| TASK PROMPT |
Pick out every line that holds the string "Cost" and copy it.

| SUPPLIED INFORMATION |

'''

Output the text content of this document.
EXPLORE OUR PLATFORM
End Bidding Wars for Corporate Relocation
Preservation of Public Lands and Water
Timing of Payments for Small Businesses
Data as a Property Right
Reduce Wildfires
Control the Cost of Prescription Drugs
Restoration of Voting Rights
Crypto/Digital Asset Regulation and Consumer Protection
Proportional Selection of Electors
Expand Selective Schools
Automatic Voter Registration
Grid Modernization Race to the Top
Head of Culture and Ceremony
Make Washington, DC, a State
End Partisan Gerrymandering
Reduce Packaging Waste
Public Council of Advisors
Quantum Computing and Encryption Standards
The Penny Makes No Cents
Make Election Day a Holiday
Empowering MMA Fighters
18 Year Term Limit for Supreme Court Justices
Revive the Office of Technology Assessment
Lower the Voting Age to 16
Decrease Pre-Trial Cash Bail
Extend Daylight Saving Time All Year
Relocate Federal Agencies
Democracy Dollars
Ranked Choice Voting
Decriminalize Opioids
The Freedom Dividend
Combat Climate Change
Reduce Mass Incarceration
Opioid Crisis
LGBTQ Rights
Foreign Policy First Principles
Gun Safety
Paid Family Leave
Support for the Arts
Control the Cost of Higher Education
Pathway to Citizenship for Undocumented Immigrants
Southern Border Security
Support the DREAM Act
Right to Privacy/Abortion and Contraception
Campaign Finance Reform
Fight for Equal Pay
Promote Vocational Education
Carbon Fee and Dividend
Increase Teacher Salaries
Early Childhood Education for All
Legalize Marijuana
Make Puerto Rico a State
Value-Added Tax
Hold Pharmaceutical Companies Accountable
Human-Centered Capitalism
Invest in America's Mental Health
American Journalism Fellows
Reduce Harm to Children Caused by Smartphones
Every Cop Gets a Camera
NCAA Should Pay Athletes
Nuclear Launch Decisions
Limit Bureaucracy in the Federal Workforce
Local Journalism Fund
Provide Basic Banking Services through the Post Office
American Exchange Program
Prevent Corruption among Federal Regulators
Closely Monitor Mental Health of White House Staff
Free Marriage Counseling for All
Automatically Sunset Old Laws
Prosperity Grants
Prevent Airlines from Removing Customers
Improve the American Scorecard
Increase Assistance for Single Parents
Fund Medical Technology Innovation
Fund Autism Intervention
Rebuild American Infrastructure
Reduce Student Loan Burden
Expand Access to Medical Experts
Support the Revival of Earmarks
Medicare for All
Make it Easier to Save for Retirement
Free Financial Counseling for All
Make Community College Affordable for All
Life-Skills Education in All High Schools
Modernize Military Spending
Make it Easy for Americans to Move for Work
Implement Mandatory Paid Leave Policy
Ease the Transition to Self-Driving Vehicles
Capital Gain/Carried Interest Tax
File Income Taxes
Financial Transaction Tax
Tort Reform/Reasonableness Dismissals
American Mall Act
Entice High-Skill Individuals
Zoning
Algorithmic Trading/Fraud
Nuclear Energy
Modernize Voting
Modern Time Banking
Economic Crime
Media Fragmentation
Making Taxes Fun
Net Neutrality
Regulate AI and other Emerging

'''

| FULL RESPONSE |
Control the Cost of Prescription Drugs
Control the Cost of Higher Education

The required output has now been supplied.